▶ [Directions]:
Locate and copy each line in the data that contains the word "detached".

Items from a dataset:
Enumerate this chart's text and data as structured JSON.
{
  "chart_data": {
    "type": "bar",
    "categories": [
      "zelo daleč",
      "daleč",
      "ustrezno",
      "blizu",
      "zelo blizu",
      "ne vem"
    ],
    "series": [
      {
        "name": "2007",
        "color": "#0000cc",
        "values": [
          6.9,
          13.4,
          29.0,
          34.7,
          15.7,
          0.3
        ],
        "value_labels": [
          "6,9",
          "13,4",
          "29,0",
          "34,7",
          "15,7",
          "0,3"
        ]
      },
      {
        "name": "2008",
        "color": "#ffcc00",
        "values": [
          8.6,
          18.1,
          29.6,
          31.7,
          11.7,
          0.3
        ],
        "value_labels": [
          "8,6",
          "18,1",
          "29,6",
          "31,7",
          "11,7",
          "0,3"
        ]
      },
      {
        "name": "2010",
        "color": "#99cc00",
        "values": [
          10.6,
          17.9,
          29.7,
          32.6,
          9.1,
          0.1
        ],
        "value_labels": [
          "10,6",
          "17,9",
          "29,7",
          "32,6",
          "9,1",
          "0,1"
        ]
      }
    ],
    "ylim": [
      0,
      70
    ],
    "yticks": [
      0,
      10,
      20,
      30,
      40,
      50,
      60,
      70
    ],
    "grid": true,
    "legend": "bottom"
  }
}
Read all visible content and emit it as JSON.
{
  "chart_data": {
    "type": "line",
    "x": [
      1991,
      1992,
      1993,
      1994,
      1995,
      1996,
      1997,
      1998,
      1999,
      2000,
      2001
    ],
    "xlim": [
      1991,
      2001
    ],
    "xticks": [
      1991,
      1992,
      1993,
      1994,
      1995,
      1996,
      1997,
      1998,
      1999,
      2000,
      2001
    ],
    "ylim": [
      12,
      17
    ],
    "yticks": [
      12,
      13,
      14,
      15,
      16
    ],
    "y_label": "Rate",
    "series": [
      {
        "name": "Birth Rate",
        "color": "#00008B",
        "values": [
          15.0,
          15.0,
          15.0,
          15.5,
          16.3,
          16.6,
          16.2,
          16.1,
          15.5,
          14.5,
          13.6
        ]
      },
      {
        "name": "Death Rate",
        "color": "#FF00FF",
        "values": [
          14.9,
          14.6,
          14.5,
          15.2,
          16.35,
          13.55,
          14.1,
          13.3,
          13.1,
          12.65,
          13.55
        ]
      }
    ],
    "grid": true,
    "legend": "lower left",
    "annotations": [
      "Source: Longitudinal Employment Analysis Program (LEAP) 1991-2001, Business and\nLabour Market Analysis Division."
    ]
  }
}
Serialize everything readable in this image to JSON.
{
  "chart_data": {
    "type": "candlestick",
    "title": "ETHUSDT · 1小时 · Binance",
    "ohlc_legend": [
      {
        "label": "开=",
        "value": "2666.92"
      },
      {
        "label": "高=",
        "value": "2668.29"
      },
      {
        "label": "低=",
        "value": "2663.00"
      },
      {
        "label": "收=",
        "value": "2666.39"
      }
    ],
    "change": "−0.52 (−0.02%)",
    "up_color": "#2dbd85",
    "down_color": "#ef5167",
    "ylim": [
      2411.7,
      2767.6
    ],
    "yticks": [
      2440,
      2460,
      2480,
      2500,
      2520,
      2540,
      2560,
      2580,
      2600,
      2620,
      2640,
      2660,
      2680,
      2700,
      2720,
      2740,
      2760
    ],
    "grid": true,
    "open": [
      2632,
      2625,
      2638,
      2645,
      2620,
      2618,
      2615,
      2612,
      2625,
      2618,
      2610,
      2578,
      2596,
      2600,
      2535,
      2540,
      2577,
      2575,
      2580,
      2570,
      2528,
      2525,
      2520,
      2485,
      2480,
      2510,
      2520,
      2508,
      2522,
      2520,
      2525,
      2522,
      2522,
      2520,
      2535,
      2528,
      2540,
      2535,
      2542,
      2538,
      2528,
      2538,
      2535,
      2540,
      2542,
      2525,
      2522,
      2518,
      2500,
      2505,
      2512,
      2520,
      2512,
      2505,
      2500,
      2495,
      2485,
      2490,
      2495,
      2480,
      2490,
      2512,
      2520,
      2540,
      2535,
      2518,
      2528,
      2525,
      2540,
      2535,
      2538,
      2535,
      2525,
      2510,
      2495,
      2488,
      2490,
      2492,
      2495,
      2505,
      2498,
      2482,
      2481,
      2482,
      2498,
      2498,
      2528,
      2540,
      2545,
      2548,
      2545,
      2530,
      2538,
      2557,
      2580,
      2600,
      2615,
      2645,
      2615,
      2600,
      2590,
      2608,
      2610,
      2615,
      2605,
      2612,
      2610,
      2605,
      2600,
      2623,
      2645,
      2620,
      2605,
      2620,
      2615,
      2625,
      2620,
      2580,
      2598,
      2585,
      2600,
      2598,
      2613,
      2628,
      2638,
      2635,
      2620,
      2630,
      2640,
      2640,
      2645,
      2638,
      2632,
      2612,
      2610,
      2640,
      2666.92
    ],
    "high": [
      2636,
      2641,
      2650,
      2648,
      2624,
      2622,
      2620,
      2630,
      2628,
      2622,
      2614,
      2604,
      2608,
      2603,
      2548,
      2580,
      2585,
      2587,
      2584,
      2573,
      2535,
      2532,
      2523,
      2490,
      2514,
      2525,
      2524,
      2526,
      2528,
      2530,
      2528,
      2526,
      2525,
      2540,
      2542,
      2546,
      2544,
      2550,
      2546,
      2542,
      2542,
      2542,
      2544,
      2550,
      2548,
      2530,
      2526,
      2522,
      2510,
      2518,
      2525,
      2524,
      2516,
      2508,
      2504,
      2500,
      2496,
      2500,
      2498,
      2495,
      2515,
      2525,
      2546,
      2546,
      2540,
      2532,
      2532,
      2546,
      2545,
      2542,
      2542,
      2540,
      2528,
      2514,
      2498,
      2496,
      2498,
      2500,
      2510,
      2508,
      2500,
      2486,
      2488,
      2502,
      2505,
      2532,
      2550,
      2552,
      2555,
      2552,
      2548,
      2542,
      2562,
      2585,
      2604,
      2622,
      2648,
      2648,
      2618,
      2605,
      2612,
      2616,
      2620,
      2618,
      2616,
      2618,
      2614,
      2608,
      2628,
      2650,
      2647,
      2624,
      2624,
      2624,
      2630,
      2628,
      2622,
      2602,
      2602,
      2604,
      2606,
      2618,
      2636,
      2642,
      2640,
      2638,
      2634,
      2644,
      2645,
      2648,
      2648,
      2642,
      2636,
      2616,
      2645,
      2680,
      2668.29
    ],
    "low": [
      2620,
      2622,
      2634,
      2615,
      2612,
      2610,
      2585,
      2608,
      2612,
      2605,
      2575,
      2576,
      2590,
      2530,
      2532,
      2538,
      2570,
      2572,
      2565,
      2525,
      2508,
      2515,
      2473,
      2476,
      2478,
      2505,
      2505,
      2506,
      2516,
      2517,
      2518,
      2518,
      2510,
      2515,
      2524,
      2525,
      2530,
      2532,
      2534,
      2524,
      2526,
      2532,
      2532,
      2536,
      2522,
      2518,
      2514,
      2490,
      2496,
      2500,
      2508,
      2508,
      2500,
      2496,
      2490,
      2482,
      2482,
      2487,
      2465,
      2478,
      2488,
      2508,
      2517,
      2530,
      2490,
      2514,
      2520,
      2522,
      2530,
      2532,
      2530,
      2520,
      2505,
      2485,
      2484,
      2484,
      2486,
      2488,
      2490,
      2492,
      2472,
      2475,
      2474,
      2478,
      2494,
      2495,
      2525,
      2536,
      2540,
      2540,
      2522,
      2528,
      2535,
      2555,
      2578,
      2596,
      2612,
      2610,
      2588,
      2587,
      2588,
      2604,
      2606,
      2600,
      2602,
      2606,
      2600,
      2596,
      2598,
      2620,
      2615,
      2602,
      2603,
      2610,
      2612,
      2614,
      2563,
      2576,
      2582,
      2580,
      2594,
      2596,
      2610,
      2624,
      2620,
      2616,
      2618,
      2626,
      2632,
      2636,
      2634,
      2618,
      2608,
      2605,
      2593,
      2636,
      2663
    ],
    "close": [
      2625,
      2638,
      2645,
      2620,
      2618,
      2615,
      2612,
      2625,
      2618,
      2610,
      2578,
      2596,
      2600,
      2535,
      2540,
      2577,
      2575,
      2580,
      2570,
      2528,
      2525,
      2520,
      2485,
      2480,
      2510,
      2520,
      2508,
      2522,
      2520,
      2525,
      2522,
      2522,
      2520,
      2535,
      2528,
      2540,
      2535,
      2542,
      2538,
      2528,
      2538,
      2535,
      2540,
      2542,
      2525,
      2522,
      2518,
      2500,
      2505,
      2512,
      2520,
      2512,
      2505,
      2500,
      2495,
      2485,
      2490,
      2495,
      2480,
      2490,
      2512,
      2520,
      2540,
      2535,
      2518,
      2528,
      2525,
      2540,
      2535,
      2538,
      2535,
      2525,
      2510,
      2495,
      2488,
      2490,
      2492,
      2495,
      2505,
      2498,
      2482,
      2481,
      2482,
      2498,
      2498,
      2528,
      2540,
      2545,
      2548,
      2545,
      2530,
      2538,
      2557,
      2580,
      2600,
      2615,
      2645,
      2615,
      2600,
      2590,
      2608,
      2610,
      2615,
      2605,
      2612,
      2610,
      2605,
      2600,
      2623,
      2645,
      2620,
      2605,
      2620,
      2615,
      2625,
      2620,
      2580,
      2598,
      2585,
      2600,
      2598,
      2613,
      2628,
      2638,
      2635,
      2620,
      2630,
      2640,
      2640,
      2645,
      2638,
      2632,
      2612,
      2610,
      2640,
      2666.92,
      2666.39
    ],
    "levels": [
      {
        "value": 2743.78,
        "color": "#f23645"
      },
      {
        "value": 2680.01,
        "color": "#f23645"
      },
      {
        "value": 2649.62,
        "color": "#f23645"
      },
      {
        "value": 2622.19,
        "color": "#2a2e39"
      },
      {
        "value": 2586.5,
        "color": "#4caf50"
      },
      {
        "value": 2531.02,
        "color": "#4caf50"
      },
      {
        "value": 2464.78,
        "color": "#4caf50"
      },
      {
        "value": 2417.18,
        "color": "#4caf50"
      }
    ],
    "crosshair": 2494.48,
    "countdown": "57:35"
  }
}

---

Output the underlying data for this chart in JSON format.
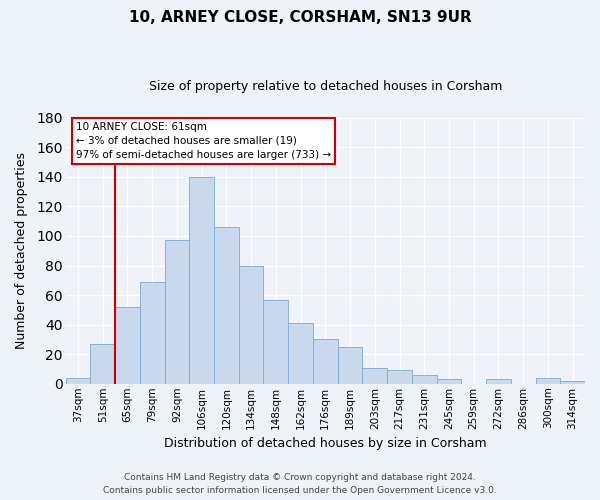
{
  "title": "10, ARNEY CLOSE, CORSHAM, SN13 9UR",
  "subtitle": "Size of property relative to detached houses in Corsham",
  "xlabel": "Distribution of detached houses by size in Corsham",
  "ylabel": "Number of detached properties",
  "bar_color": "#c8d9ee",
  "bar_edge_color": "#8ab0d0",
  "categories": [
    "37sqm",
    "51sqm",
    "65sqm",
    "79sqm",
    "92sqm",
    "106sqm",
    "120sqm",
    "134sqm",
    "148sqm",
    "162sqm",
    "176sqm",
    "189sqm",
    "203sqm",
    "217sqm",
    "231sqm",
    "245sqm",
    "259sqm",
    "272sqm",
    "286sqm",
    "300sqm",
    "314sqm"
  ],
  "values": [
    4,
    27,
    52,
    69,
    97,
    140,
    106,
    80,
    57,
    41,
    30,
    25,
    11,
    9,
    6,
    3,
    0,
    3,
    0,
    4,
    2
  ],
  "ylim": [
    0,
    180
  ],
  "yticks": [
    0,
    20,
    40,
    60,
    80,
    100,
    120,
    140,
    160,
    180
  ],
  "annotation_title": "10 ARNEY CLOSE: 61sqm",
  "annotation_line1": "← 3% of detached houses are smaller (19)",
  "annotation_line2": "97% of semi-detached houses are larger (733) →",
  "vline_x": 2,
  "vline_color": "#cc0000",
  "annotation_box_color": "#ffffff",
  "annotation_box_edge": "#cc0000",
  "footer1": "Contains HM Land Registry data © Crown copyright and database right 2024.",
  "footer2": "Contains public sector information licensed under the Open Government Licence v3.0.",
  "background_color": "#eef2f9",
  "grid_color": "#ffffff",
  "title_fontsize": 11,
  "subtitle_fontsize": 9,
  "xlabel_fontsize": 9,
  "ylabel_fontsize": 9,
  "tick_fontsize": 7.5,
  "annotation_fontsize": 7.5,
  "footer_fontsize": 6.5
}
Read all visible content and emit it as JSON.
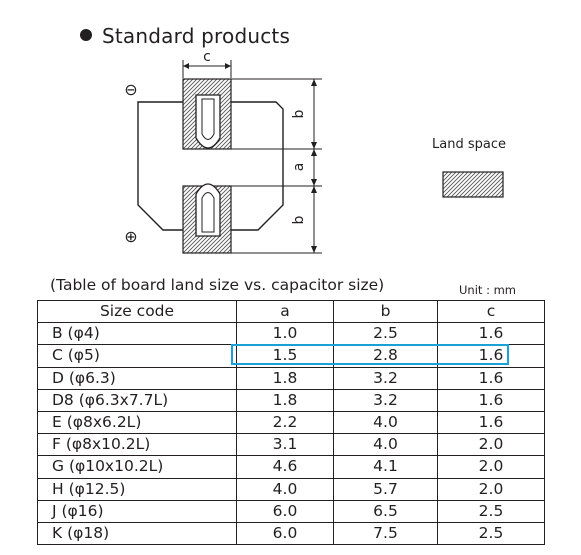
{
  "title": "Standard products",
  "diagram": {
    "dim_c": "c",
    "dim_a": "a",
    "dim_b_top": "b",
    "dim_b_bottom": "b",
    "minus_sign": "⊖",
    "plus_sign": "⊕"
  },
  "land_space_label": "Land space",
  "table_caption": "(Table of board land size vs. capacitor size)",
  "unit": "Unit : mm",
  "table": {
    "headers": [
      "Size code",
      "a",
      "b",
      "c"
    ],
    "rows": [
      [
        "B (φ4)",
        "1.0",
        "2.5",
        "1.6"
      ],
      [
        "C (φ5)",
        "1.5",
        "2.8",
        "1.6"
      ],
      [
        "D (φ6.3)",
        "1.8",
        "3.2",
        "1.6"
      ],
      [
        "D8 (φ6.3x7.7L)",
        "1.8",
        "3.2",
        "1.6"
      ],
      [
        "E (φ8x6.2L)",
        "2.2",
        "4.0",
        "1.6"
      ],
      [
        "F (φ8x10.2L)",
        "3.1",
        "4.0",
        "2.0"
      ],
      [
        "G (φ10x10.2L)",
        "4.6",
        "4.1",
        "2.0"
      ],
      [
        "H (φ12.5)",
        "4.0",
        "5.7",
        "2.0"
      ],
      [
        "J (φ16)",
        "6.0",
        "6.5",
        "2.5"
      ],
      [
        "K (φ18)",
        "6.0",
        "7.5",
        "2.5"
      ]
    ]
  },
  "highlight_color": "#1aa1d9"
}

---

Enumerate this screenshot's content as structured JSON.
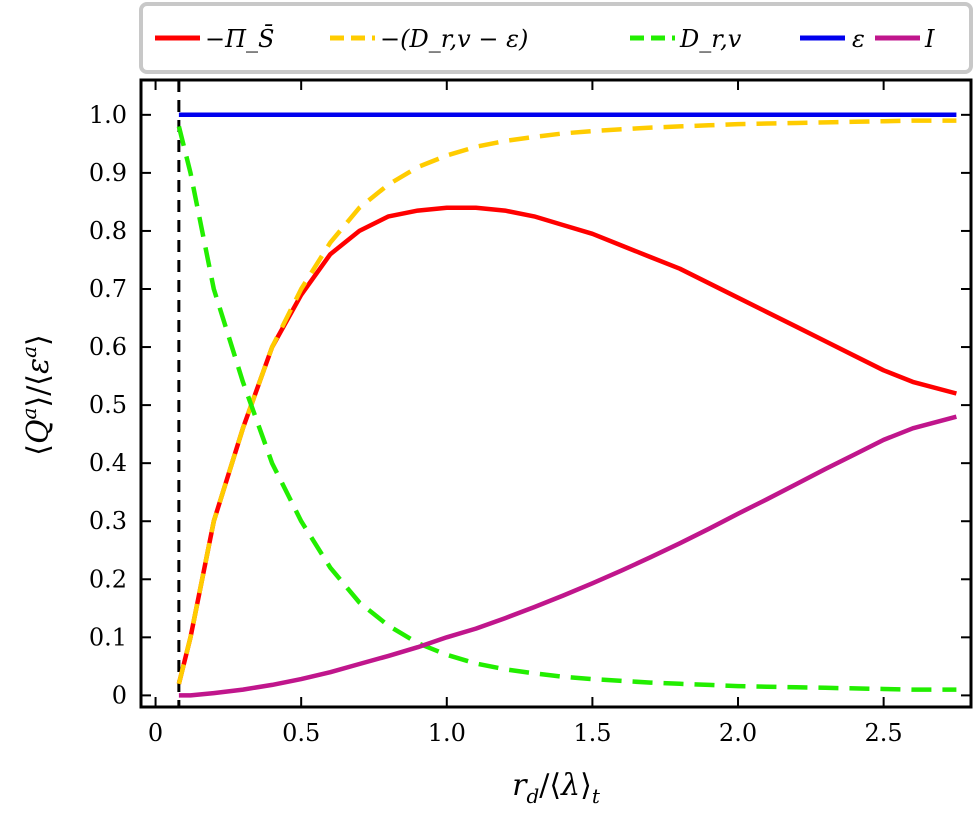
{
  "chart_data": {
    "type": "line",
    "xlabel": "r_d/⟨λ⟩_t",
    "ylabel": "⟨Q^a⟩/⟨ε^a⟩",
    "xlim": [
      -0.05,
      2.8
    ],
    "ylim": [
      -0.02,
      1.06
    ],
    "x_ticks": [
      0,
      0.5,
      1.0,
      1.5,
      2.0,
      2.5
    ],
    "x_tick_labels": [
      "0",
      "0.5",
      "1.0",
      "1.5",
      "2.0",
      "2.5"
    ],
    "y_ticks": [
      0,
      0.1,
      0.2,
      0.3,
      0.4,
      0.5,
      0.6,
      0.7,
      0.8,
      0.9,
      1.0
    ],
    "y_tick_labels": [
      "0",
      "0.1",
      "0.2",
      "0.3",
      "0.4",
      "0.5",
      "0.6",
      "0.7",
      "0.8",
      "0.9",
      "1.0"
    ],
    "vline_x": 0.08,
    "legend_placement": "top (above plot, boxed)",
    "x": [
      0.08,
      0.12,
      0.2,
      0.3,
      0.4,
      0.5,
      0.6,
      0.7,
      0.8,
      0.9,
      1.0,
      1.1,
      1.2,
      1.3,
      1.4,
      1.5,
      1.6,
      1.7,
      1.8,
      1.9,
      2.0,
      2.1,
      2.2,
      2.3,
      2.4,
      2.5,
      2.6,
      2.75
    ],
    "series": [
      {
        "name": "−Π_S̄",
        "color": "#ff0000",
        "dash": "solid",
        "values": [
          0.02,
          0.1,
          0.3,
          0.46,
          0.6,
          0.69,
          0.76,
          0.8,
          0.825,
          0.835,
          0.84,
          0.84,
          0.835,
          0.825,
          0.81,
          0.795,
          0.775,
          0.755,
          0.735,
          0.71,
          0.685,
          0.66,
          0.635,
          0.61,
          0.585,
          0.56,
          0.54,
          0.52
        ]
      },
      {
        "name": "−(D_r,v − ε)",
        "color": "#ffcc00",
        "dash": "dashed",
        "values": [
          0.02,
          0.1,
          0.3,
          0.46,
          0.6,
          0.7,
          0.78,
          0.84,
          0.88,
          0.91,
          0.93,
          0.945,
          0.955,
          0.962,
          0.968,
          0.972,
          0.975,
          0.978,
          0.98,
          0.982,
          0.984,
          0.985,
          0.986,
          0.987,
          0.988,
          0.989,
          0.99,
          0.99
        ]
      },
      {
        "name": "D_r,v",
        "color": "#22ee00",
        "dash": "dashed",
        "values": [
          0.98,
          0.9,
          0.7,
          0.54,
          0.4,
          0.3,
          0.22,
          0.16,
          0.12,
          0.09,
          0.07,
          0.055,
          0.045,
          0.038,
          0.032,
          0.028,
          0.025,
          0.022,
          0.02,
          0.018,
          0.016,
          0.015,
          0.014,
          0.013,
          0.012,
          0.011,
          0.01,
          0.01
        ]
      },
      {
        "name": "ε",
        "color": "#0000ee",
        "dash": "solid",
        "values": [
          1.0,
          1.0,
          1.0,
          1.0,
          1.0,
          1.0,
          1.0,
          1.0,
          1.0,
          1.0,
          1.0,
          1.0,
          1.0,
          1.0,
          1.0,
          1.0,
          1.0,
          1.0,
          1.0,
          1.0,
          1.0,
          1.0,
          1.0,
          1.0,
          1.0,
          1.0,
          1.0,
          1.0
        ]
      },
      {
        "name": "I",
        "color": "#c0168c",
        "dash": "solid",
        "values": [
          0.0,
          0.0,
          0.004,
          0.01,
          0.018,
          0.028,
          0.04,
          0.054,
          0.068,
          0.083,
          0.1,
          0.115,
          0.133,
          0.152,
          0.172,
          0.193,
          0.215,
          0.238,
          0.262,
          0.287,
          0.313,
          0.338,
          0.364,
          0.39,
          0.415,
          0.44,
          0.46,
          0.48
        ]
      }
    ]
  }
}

▶ [Finished task]:
  "subtitle": "Size of property relative to detached houses in Corsham",
  "xlabel": "Distribution of detached houses by size in Corsham",
  "ylabel": "Number of detached properties",
  "annotation_line1": "← 3% of detached houses are smaller (19)",
  "annotation_line2": "97% of semi-detached houses are larger (733) →",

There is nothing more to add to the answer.